## begin Records supplied

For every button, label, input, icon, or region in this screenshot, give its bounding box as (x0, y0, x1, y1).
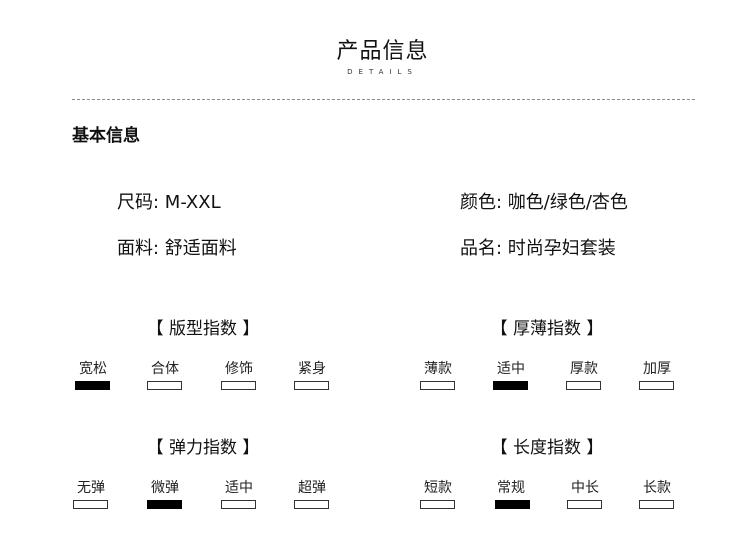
length-option-label: 短款 (424, 480, 452, 496)
thickness-option-label: 适中 (497, 361, 525, 377)
fit-option-indicator (75, 381, 110, 390)
product-name-attribute: 品名: 时尚孕妇套装 (460, 238, 616, 259)
fabric-attribute: 面料: 舒适面料 (117, 238, 237, 259)
length-option-label: 常规 (497, 480, 525, 496)
color-attribute: 颜色: 咖色/绿色/杏色 (460, 192, 628, 213)
thickness-index-title: 【 厚薄指数 】 (490, 319, 604, 339)
fit-option-label: 修饰 (225, 361, 253, 377)
elasticity-option-label: 无弹 (77, 480, 105, 496)
size-attribute: 尺码: M-XXL (117, 192, 221, 213)
fit-option-label: 合体 (151, 361, 179, 377)
thickness-option-label: 厚款 (570, 361, 598, 377)
thickness-option-label: 薄款 (424, 361, 452, 377)
elasticity-option-indicator (294, 500, 329, 509)
fit-option-label: 宽松 (79, 361, 107, 377)
length-option-label: 长款 (643, 480, 671, 496)
length-option-indicator (420, 500, 455, 509)
elasticity-option-indicator (147, 500, 182, 509)
fit-option-indicator (294, 381, 329, 390)
length-index-title: 【 长度指数 】 (490, 438, 604, 458)
fit-option-indicator (221, 381, 256, 390)
dashed-divider (72, 99, 695, 100)
length-option-label: 中长 (571, 480, 599, 496)
page-subtitle: DETAILS (347, 68, 418, 76)
thickness-option-indicator (639, 381, 674, 390)
page-title: 产品信息 (336, 39, 429, 64)
thickness-option-indicator (566, 381, 601, 390)
elasticity-option-indicator (221, 500, 256, 509)
section-title: 基本信息 (72, 126, 140, 146)
thickness-option-indicator (420, 381, 455, 390)
fit-option-label: 紧身 (298, 361, 326, 377)
length-option-indicator (639, 500, 674, 509)
thickness-option-label: 加厚 (643, 361, 671, 377)
elasticity-index-title: 【 弹力指数 】 (146, 438, 260, 458)
fit-option-indicator (147, 381, 182, 390)
length-option-indicator (567, 500, 602, 509)
elasticity-option-indicator (73, 500, 108, 509)
thickness-option-indicator (493, 381, 528, 390)
elasticity-option-label: 超弹 (298, 480, 326, 496)
elasticity-option-label: 微弹 (151, 480, 179, 496)
elasticity-option-label: 适中 (225, 480, 253, 496)
fit-index-title: 【 版型指数 】 (146, 319, 260, 339)
length-option-indicator (495, 500, 530, 509)
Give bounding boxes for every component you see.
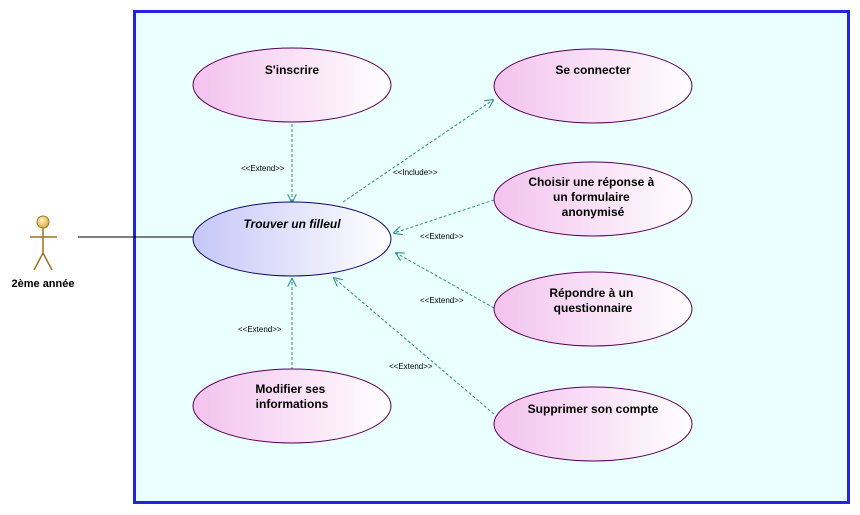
extend-repondre-line xyxy=(396,253,495,309)
usecase-label: Répondre à un xyxy=(549,286,633,300)
usecase-label: questionnaire xyxy=(554,301,633,315)
usecase-supprimer-compte[interactable]: Supprimer son compte xyxy=(493,386,693,462)
actor-label: 2ème année xyxy=(12,278,75,290)
svg-text:Modifier ses information: Modifier ses informations xyxy=(255,382,328,411)
extend-repondre-label: <<Extend>> xyxy=(420,296,464,305)
usecase-connecter[interactable]: Se connecter xyxy=(493,48,693,124)
usecase-label: S'inscrire xyxy=(265,63,320,77)
usecase-label: Modifier ses xyxy=(255,382,325,396)
svg-text:Choisir une réponse à un: Choisir une réponse à un formulaire anon… xyxy=(528,175,657,219)
usecase-label: anonymisé xyxy=(562,205,625,219)
extend-choisir-label: <<Extend>> xyxy=(420,232,464,241)
usecase-label: Se connecter xyxy=(555,63,631,77)
usecase-label: Supprimer son compte xyxy=(528,402,659,416)
svg-text:Trouver un filleul: Trouver un filleul xyxy=(243,217,341,231)
svg-text:S'inscrire: S'inscrire xyxy=(265,63,320,77)
include-connecter-line xyxy=(342,100,493,203)
extend-modifier-label: <<Extend>> xyxy=(238,325,282,334)
usecase-label: informations xyxy=(256,397,329,411)
usecase-modifier-informations[interactable]: Modifier ses informations xyxy=(192,368,392,444)
actor-head-icon xyxy=(36,215,50,229)
include-connecter-label: <<Include>> xyxy=(393,168,438,177)
usecase-label: Choisir une réponse à xyxy=(528,175,654,189)
extend-supprimer-label: <<Extend>> xyxy=(389,362,433,371)
extend-inscrire-label: <<Extend>> xyxy=(241,164,285,173)
usecase-inscrire[interactable]: S'inscrire xyxy=(192,47,392,123)
usecase-choisir-reponse[interactable]: Choisir une réponse à un formulaire anon… xyxy=(493,161,693,237)
svg-text:Supprimer son compte: Supprimer son compte xyxy=(528,402,659,416)
svg-text:Répondre à un questionna: Répondre à un questionnaire xyxy=(549,286,636,315)
usecase-trouver-filleul[interactable]: Trouver un filleul xyxy=(192,201,392,277)
actor-2eme-annee[interactable]: 2ème année xyxy=(12,215,75,290)
usecase-label: un formulaire xyxy=(553,190,630,204)
extend-choisir-line xyxy=(394,199,495,233)
usecase-repondre-questionnaire[interactable]: Répondre à un questionnaire xyxy=(493,271,693,347)
svg-text:Se connecter: Se connecter xyxy=(555,63,631,77)
usecase-label: Trouver un filleul xyxy=(243,217,341,231)
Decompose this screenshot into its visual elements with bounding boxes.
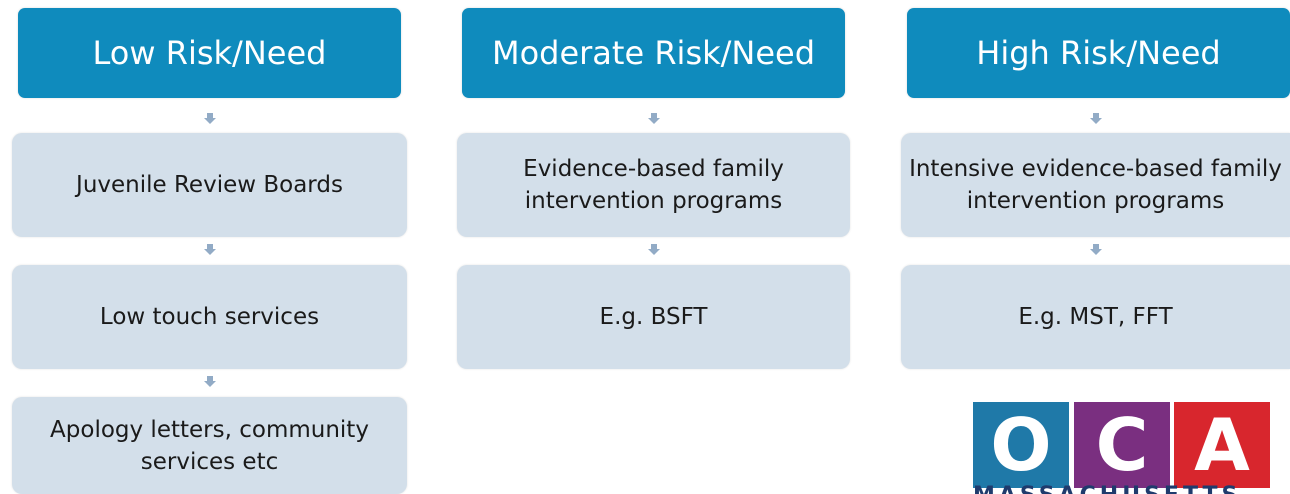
box-label: Intensive evidence-based family interven… [909,156,1282,214]
logo-letter-o: O [973,402,1069,488]
box-label: E.g. BSFT [599,304,708,330]
oca-logo: O C A MASSACHUSETTS [969,402,1290,494]
logo-letter-a: A [1174,402,1270,488]
high-risk-header-label: High Risk/Need [976,34,1221,72]
mst-fft-box: E.g. MST, FFT [901,265,1290,369]
box-label: Apology letters, community services etc [50,416,369,475]
box-label: Juvenile Review Boards [76,172,343,198]
bsft-box: E.g. BSFT [457,265,850,369]
box-label: Low touch services [99,304,320,330]
evidence-based-programs-box: Evidence-based family intervention progr… [457,133,850,237]
moderate-risk-header-label: Moderate Risk/Need [491,34,816,72]
low-risk-header-label: Low Risk/Need [92,34,327,72]
intensive-programs-box: Intensive evidence-based family interven… [901,133,1290,237]
box-label: Evidence-based family intervention progr… [523,156,784,214]
moderate-risk-header: Moderate Risk/Need [462,8,845,98]
juvenile-review-boards-box: Juvenile Review Boards [12,133,407,237]
low-touch-services-box: Low touch services [12,265,407,369]
apology-letters-box: Apology letters, community services etc [12,397,407,494]
logo-letter-c: C [1074,402,1170,488]
low-risk-header: Low Risk/Need [18,8,401,98]
box-label: E.g. MST, FFT [1018,304,1173,330]
logo-subtitle: MASSACHUSETTS [973,483,1241,494]
high-risk-header: High Risk/Need [907,8,1290,98]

## end Records supplied

| Directions for this task |
Set out every line of the material above as a numbered list, skipping any blank lines and leaving the pictures out.

| Exercise response |
1. For every button, label, input, icon, or region in this screenshot, give its bounding box as (x0, y0, x1, y1).
2. length-option-label: 短款 (424, 480, 452, 496)
3. thickness-option-label: 适中 (497, 361, 525, 377)
4. fit-option-indicator (75, 381, 110, 390)
5. product-name-attribute: 品名: 时尚孕妇套装 (460, 238, 616, 259)
6. fabric-attribute: 面料: 舒适面料 (117, 238, 237, 259)
7. length-option-label: 常规 (497, 480, 525, 496)
8. color-attribute: 颜色: 咖色/绿色/杏色 (460, 192, 628, 213)
9. thickness-index-title: 【 厚薄指数 】 (490, 319, 604, 339)
10. fit-option-label: 修饰 (225, 361, 253, 377)
11. elasticity-option-label: 无弹 (77, 480, 105, 496)
12. size-attribute: 尺码: M-XXL (117, 192, 221, 213)
13. fit-option-label: 合体 (151, 361, 179, 377)
14. thickness-option-label: 厚款 (570, 361, 598, 377)
15. thickness-option-label: 薄款 (424, 361, 452, 377)
16. elasticity-option-indicator (294, 500, 329, 509)
17. fit-option-label: 宽松 (79, 361, 107, 377)
18. length-option-label: 长款 (643, 480, 671, 496)
19. length-option-indicator (420, 500, 455, 509)
20. elasticity-option-indicator (147, 500, 182, 509)
21. fit-option-indicator (294, 381, 329, 390)
22. length-index-title: 【 长度指数 】 (490, 438, 604, 458)
23. fit-option-indicator (221, 381, 256, 390)
24. dashed-divider (72, 99, 695, 100)
25. length-option-label: 中长 (571, 480, 599, 496)
26. page-subtitle: DETAILS (347, 68, 418, 76)
27. thickness-option-indicator (639, 381, 674, 390)
28. page-title: 产品信息 (336, 39, 429, 64)
29. thickness-option-indicator (566, 381, 601, 390)
30. elasticity-option-indicator (221, 500, 256, 509)
31. section-title: 基本信息 (72, 126, 140, 146)
32. thickness-option-indicator (420, 381, 455, 390)
33. fit-option-label: 紧身 (298, 361, 326, 377)
34. length-option-indicator (639, 500, 674, 509)
35. thickness-option-label: 加厚 (643, 361, 671, 377)
36. elasticity-index-title: 【 弹力指数 】 (146, 438, 260, 458)
37. fit-option-indicator (147, 381, 182, 390)
38. length-option-indicator (567, 500, 602, 509)
39. elasticity-option-indicator (73, 500, 108, 509)
40. thickness-option-indicator (493, 381, 528, 390)
41. elasticity-option-label: 超弹 (298, 480, 326, 496)
42. elasticity-option-label: 微弹 (151, 480, 179, 496)
43. elasticity-option-label: 适中 (225, 480, 253, 496)
44. fit-index-title: 【 版型指数 】 (146, 319, 260, 339)
45. length-option-indicator (495, 500, 530, 509)
46. Give bounding boxes for every component you see.
47. extend-repondre-line xyxy=(396,253,495,309)
48. usecase-label: Répondre à un xyxy=(549,286,633,300)
49. usecase-label: questionnaire xyxy=(554,301,633,315)
50. usecase-supprimer-compte[interactable]: Supprimer son compte xyxy=(493,386,693,462)
51. actor-label: 2ème année xyxy=(12,278,75,290)
52. svg-text:Modifier ses information: Modifier ses informations xyxy=(255,382,328,411)
53. extend-repondre-label: <<Extend>> xyxy=(420,296,464,305)
54. usecase-connecter[interactable]: Se connecter xyxy=(493,48,693,124)
55. usecase-label: S'inscrire xyxy=(265,63,320,77)
56. usecase-label: Modifier ses xyxy=(255,382,325,396)
57. svg-text:Choisir une réponse à un: Choisir une réponse à un formulaire anon… xyxy=(528,175,657,219)
58. usecase-label: anonymisé xyxy=(562,205,625,219)
59. extend-choisir-label: <<Extend>> xyxy=(420,232,464,241)
60. usecase-label: Se connecter xyxy=(555,63,631,77)
61. usecase-label: Supprimer son compte xyxy=(528,402,659,416)
62. svg-text:Trouver un filleul: Trouver un filleul xyxy=(243,217,341,231)
63. svg-text:S'inscrire: S'inscrire xyxy=(265,63,320,77)
64. include-connecter-line xyxy=(342,100,493,203)
65. extend-modifier-label: <<Extend>> xyxy=(238,325,282,334)
66. usecase-label: informations xyxy=(256,397,329,411)
67. usecase-modifier-informations[interactable]: Modifier ses informations xyxy=(192,368,392,444)
68. actor-head-icon xyxy=(36,215,50,229)
69. include-connecter-label: <<Include>> xyxy=(393,168,438,177)
70. usecase-label: Choisir une réponse à xyxy=(528,175,654,189)
71. extend-supprimer-label: <<Extend>> xyxy=(389,362,433,371)
72. extend-inscrire-label: <<Extend>> xyxy=(241,164,285,173)
73. usecase-inscrire[interactable]: S'inscrire xyxy=(192,47,392,123)
74. usecase-choisir-reponse[interactable]: Choisir une réponse à un formulaire anon… xyxy=(493,161,693,237)
75. svg-text:Supprimer son compte: Supprimer son compte xyxy=(528,402,659,416)
76. svg-text:Répondre à un questionna: Répondre à un questionnaire xyxy=(549,286,636,315)
77. usecase-trouver-filleul[interactable]: Trouver un filleul xyxy=(192,201,392,277)
78. actor-2eme-annee[interactable]: 2ème année xyxy=(12,215,75,290)
79. usecase-label: un formulaire xyxy=(553,190,630,204)
80. extend-choisir-line xyxy=(394,199,495,233)
81. usecase-repondre-questionnaire[interactable]: Répondre à un questionnaire xyxy=(493,271,693,347)
82. svg-text:Se connecter: Se connecter xyxy=(555,63,631,77)
83. usecase-label: Trouver un filleul xyxy=(243,217,341,231)
84. Decompose this screenshot into its visual elements with bounding boxes.
85. box-label: Intensive evidence-based family interven… [909,156,1282,214]
86. logo-letter-o: O [973,402,1069,488]
87. box-label: E.g. BSFT [599,304,708,330]
88. oca-logo: O C A MASSACHUSETTS [969,402,1290,494]
89. logo-letter-a: A [1174,402,1270,488]
90. high-risk-header-label: High Risk/Need [976,34,1221,72]
91. mst-fft-box: E.g. MST, FFT [901,265,1290,369]
92. box-label: Apology letters, community services etc [50,416,369,475]
93. box-label: Juvenile Review Boards [76,172,343,198]
94. bsft-box: E.g. BSFT [457,265,850,369]
95. box-label: Low touch services [99,304,320,330]
96. evidence-based-programs-box: Evidence-based family intervention progr… [457,133,850,237]
97. moderate-risk-header-label: Moderate Risk/Need [491,34,816,72]
98. low-risk-header-label: Low Risk/Need [92,34,327,72]
99. intensive-programs-box: Intensive evidence-based family interven… [901,133,1290,237]
100. box-label: Evidence-based family intervention progr… [523,156,784,214]
101. moderate-risk-header: Moderate Risk/Need [462,8,845,98]
102. juvenile-review-boards-box: Juvenile Review Boards [12,133,407,237]
103. low-touch-services-box: Low touch services [12,265,407,369]
104. apology-letters-box: Apology letters, community services etc [12,397,407,494]
105. logo-letter-c: C [1074,402,1170,488]
106. low-risk-header: Low Risk/Need [18,8,401,98]
107. box-label: E.g. MST, FFT [1018,304,1173,330]
108. logo-subtitle: MASSACHUSETTS [973,483,1241,494]
109. high-risk-header: High Risk/Need [907,8,1290,98]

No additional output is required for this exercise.